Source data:
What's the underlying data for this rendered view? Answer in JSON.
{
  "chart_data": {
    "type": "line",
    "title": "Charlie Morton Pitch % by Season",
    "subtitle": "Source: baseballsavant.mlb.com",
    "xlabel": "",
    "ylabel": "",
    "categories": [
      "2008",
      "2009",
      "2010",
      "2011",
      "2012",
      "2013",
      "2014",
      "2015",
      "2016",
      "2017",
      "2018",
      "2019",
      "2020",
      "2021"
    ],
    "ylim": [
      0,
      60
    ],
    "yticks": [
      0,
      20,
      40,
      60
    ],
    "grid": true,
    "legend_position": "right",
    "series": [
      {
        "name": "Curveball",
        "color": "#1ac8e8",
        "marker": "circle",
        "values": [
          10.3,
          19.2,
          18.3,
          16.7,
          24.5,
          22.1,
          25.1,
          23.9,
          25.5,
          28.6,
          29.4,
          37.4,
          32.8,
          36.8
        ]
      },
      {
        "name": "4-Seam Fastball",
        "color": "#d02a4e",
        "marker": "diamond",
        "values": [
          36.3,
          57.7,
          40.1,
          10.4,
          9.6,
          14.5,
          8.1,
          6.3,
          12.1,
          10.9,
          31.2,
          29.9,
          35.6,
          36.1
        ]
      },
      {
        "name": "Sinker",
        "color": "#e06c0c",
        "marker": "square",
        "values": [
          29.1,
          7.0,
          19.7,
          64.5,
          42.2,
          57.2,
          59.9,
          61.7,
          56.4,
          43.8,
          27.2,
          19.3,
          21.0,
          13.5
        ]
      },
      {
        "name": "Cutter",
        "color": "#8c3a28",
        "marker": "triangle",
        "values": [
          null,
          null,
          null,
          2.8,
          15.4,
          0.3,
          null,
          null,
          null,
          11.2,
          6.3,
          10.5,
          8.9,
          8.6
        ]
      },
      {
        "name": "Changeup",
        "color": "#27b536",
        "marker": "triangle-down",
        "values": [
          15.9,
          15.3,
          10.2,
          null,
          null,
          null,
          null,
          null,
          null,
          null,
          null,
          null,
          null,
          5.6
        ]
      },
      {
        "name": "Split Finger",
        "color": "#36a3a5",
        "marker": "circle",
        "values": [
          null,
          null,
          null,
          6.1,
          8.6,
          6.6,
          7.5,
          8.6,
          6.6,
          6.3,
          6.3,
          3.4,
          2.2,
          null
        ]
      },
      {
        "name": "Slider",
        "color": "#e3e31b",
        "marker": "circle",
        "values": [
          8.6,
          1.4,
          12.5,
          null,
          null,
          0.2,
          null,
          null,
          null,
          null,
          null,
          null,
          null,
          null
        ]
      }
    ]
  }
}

** Task to complete **
In the records, locate each line holding the string "name" and copy it.

** Response to this task **
        "name": "Curveball",
        "name": "4-Seam Fastball",
        "name": "Sinker",
        "name": "Cutter",
        "name": "Changeup",
        "name": "Split Finger",
        "name": "Slider",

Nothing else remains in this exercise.